#### The problem
Determine how many lines hold "адаптация" and give only that number.

◇ ◇ ◇ ◇

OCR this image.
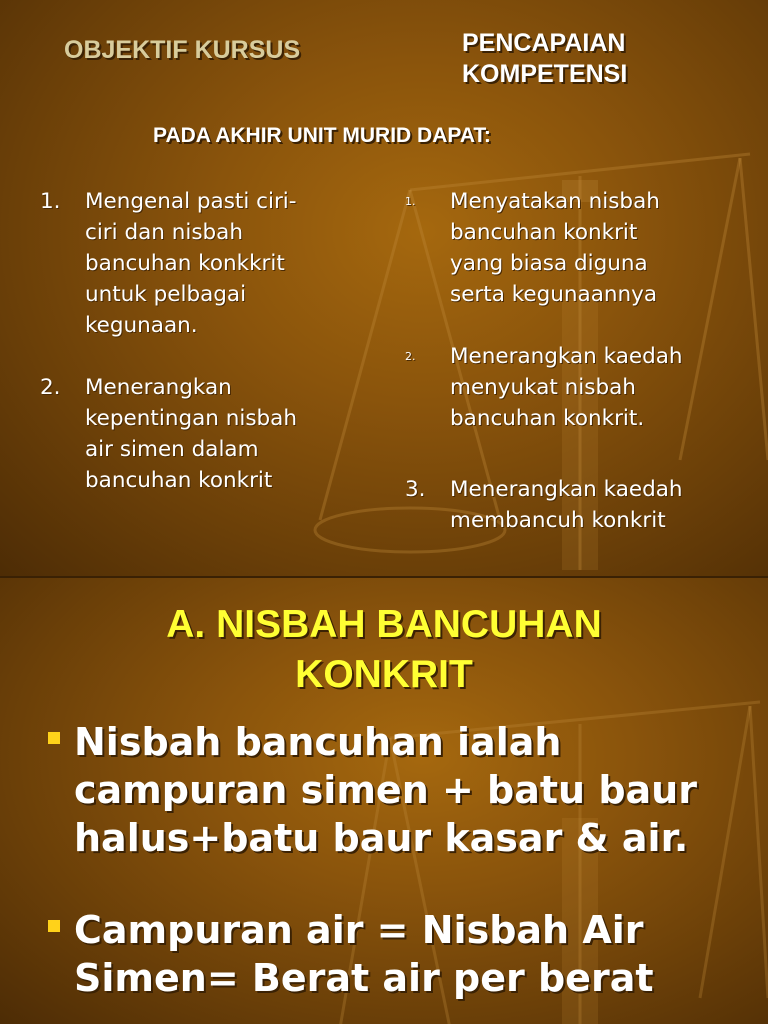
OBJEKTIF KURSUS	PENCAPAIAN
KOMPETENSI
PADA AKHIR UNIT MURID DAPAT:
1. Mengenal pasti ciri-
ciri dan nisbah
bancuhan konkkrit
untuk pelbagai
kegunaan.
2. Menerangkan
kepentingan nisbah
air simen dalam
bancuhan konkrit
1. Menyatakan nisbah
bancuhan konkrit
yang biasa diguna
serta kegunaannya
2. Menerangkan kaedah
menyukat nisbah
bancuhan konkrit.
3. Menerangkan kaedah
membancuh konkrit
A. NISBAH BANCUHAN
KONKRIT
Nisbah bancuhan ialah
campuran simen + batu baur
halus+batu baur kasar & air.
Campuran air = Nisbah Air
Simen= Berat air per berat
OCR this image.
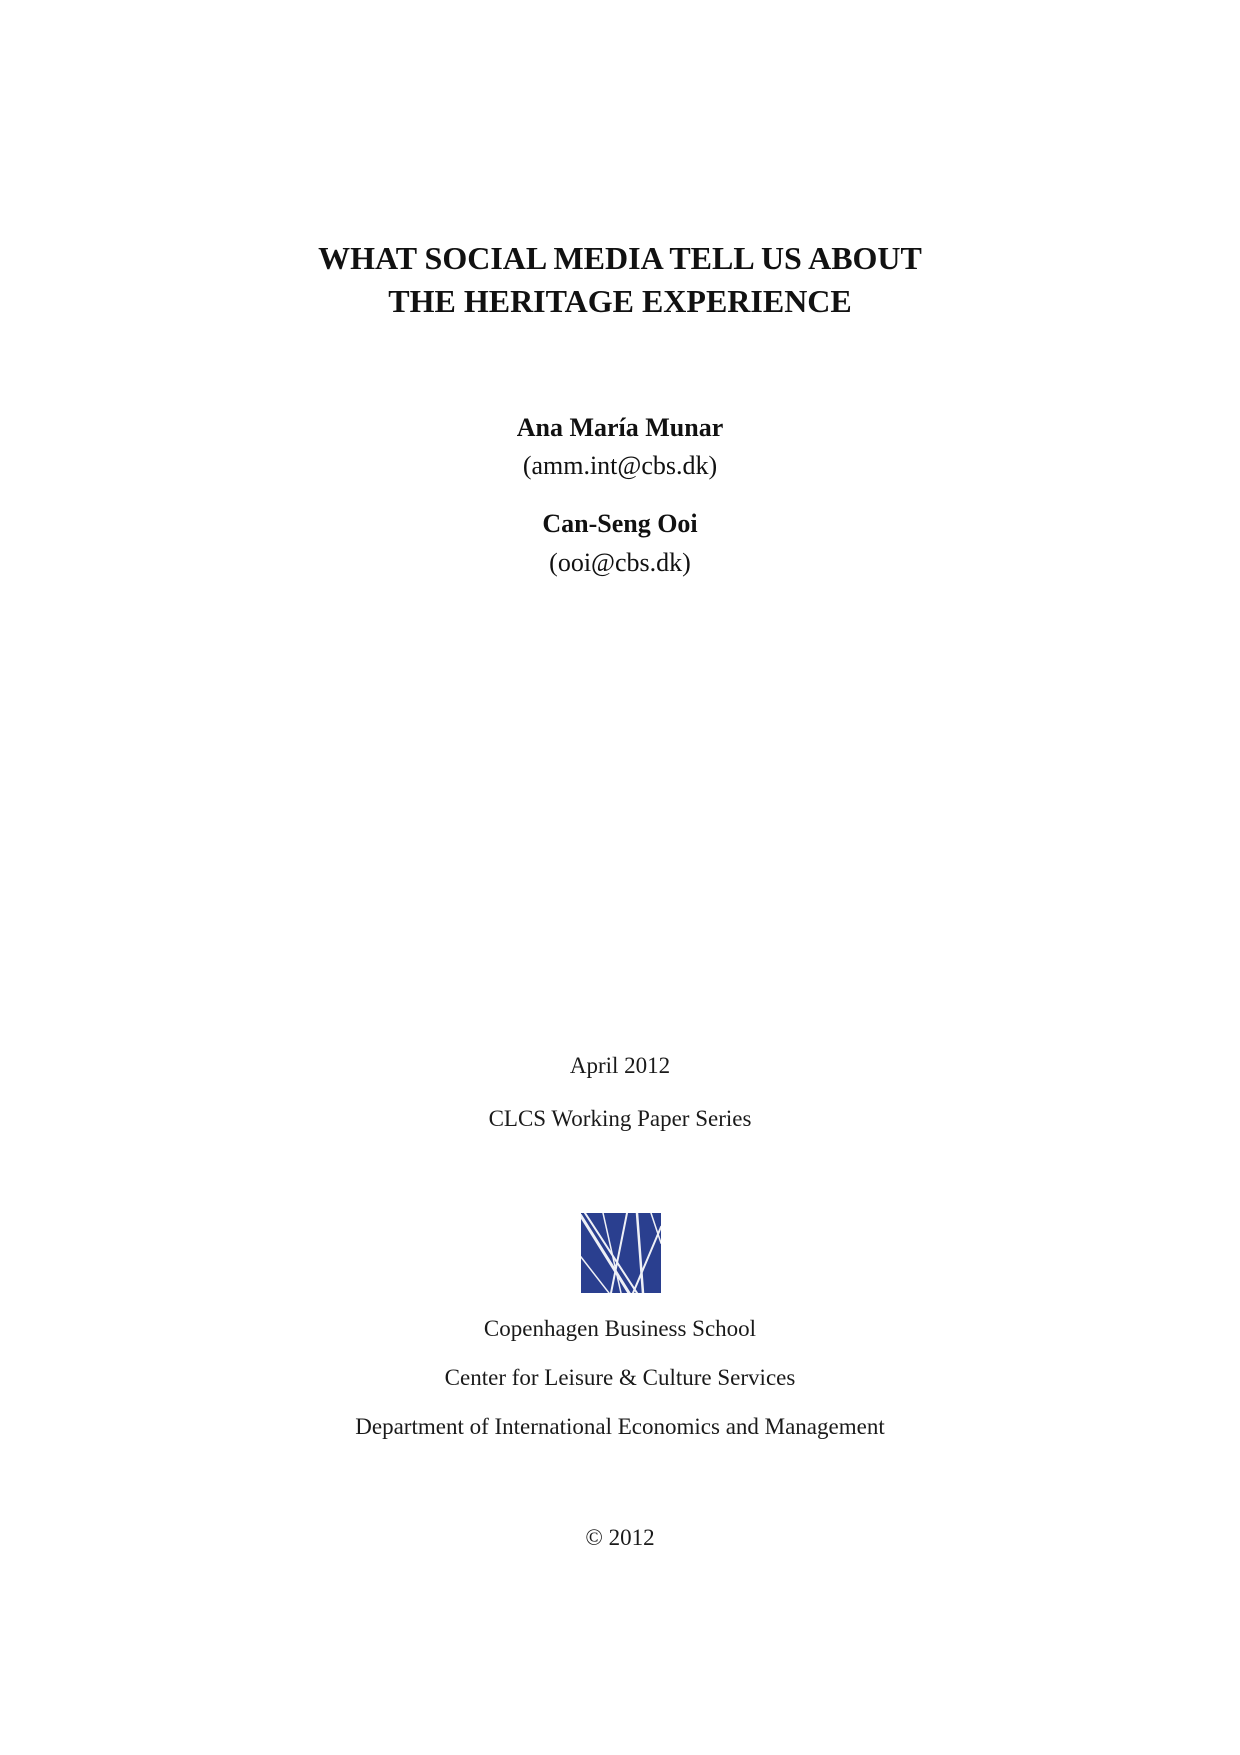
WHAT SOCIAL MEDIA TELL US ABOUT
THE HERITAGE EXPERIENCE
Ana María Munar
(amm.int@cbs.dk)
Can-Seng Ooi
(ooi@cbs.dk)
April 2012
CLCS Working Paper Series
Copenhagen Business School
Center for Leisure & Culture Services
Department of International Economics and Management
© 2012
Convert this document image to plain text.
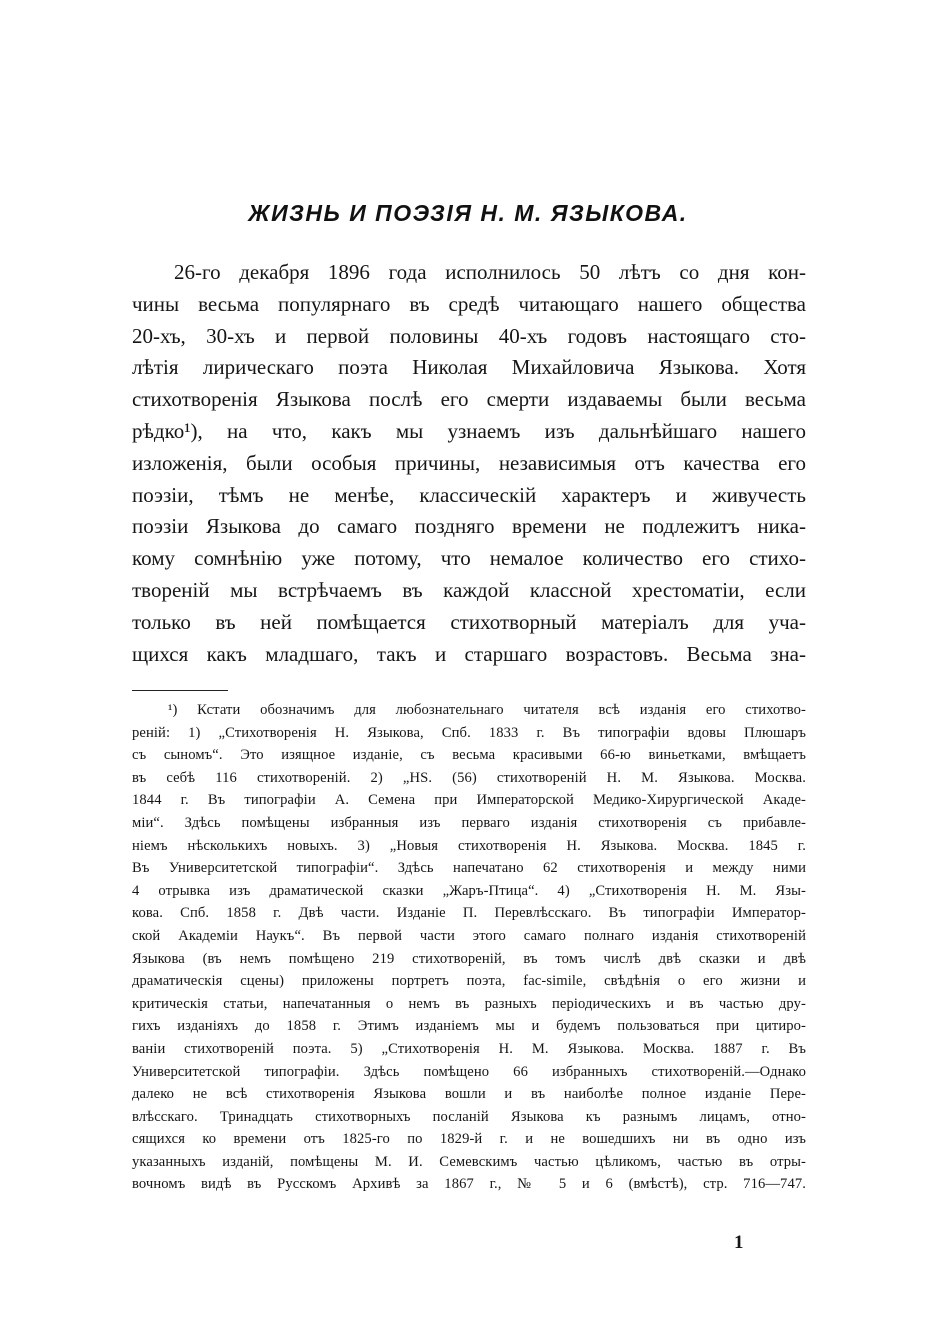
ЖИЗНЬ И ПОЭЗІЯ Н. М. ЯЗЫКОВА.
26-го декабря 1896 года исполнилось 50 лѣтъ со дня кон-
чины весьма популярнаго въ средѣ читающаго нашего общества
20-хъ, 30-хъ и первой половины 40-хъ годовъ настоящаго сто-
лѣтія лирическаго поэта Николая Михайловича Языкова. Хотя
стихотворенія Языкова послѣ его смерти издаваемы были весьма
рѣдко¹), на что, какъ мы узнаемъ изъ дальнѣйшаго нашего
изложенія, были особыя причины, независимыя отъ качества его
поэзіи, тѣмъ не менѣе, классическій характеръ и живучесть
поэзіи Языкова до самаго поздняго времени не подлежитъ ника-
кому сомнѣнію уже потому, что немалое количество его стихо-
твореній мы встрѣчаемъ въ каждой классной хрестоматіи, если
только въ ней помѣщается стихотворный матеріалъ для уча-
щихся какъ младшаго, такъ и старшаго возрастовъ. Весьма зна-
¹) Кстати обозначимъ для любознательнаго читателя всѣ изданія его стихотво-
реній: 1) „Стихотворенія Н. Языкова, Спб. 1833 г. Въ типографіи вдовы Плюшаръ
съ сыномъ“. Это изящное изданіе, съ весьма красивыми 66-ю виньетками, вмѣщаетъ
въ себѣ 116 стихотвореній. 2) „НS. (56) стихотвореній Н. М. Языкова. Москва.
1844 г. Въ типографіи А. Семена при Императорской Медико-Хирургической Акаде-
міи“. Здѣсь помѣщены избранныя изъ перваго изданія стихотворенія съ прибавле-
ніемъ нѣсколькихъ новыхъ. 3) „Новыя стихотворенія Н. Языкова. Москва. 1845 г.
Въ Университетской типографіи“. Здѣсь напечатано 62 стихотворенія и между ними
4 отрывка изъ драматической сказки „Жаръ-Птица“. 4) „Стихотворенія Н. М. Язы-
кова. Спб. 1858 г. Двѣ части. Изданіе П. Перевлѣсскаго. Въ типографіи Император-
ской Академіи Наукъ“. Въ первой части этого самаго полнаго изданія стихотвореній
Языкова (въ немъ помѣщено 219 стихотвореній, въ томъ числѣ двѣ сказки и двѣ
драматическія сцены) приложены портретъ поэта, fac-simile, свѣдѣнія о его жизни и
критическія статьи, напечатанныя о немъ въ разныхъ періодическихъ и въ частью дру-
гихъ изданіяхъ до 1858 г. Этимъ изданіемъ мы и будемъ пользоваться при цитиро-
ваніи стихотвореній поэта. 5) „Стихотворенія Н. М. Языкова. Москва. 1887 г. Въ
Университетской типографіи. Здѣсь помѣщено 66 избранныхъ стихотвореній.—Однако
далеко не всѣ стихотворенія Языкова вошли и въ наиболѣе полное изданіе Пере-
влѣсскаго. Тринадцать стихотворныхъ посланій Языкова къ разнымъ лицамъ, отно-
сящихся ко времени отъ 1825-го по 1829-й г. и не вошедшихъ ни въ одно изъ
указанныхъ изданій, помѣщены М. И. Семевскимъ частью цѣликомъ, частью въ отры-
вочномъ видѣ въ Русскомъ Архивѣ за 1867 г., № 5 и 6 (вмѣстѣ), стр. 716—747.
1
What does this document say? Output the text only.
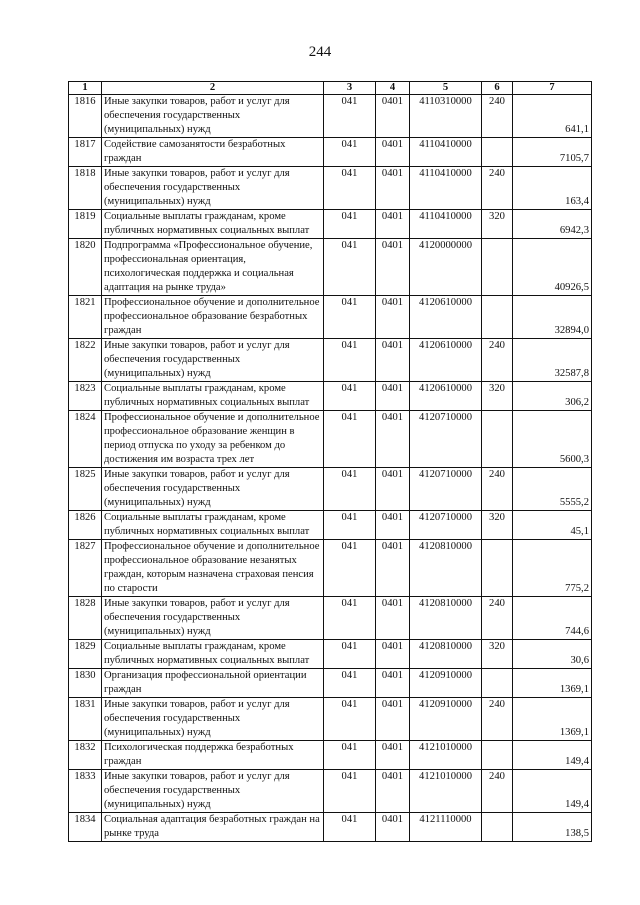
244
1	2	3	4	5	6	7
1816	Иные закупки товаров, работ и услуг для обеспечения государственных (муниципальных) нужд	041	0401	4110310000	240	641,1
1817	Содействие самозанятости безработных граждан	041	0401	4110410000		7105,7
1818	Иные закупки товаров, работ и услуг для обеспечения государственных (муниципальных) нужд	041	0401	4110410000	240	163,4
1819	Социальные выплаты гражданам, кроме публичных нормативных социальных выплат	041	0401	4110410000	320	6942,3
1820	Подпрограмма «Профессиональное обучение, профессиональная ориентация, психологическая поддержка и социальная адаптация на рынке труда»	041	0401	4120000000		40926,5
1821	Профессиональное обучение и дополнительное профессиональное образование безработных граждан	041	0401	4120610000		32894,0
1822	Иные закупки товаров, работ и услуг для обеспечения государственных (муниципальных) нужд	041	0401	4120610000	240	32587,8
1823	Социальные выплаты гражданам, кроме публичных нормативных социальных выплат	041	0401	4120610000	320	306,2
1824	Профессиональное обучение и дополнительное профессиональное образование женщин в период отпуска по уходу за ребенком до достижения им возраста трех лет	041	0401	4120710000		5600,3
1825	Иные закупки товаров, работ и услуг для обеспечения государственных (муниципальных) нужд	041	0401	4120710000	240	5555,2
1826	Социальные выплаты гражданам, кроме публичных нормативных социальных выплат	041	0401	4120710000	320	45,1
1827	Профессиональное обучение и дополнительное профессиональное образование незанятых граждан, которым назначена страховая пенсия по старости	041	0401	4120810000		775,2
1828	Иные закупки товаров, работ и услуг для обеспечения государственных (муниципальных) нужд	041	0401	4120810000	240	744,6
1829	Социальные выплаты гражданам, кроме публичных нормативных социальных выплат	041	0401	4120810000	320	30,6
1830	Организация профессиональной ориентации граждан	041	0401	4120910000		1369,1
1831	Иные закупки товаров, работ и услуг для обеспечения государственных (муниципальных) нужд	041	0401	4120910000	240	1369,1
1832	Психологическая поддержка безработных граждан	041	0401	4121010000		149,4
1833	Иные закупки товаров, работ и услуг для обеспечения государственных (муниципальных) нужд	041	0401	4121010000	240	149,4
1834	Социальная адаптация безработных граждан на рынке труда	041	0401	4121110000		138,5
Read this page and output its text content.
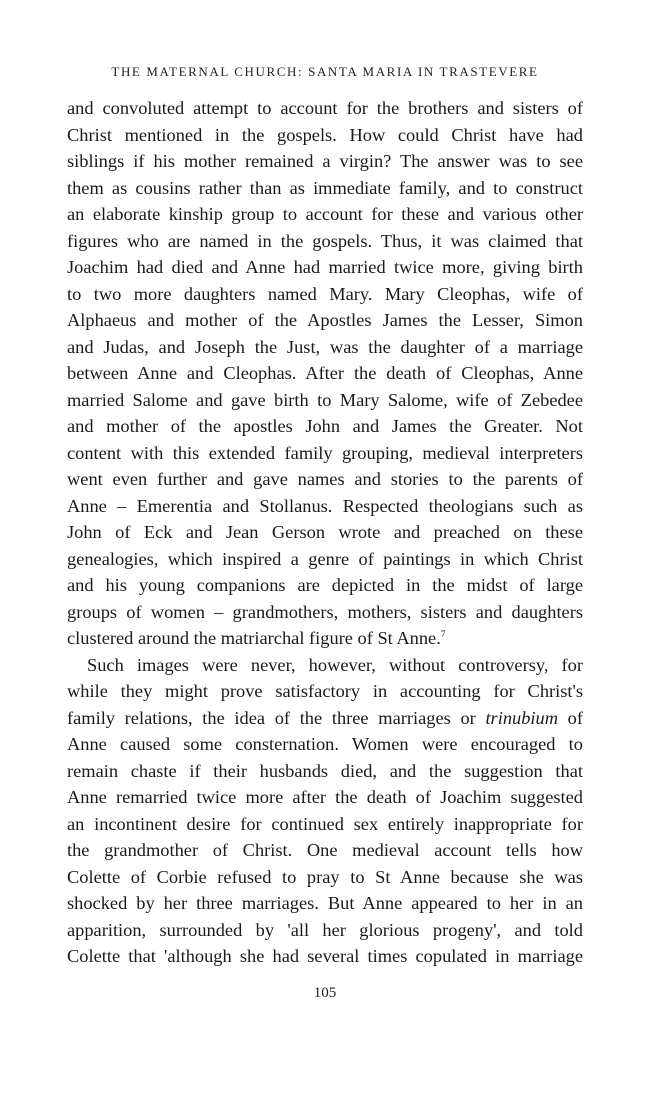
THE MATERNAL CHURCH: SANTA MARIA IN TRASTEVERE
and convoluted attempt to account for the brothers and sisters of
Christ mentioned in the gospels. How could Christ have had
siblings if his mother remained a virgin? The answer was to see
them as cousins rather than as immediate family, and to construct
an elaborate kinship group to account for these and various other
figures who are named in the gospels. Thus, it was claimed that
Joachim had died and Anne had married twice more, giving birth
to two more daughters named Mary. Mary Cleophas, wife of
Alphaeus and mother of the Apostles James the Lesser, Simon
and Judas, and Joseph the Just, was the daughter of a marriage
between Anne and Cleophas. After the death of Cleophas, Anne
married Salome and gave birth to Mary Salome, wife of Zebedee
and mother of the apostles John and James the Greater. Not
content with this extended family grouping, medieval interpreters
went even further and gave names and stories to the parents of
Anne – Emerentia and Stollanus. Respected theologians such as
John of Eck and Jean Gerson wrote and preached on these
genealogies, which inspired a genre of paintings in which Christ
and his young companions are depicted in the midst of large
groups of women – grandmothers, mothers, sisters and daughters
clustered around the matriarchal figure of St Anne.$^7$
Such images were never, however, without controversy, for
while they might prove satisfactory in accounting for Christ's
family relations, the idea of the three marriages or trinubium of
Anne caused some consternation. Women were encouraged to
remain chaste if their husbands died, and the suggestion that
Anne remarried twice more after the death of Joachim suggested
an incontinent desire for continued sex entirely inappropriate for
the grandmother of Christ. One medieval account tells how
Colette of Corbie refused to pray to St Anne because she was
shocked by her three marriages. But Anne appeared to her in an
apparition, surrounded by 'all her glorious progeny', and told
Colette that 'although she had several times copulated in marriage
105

◇ ◇ ◇ ◇

#### Correct answer
2